> TASK TO CARRY OUT:
Say how many lines contain the string "movimiento". Give no other output.

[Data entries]
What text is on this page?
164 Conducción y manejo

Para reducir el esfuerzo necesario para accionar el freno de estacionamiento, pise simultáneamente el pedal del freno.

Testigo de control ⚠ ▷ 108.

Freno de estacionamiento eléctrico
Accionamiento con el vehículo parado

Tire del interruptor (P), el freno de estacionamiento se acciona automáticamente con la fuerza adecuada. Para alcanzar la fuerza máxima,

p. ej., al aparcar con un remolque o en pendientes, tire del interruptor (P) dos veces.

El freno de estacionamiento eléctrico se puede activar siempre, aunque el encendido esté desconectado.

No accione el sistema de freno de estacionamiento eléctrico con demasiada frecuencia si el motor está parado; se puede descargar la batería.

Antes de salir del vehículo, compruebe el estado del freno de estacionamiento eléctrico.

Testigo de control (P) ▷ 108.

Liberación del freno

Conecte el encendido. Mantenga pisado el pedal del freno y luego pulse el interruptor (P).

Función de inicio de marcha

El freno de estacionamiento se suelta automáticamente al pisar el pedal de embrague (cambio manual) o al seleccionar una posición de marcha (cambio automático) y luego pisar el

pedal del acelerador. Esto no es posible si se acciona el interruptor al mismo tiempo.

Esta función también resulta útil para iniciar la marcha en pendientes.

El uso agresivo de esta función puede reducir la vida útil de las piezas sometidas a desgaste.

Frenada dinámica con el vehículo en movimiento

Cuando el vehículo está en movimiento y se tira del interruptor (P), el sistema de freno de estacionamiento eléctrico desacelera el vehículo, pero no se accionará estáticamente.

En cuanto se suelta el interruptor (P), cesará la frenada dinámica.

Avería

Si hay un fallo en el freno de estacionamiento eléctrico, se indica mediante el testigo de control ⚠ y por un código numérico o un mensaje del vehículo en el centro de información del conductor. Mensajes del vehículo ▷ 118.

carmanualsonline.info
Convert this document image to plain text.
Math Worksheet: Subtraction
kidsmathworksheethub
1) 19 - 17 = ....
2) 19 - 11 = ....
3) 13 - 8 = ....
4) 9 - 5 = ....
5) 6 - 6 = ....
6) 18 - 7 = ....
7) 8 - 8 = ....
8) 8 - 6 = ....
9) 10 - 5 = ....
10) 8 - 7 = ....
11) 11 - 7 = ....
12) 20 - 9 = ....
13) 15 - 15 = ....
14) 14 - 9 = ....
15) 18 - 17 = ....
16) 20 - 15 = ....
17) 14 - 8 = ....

> IN RESPONSE:
2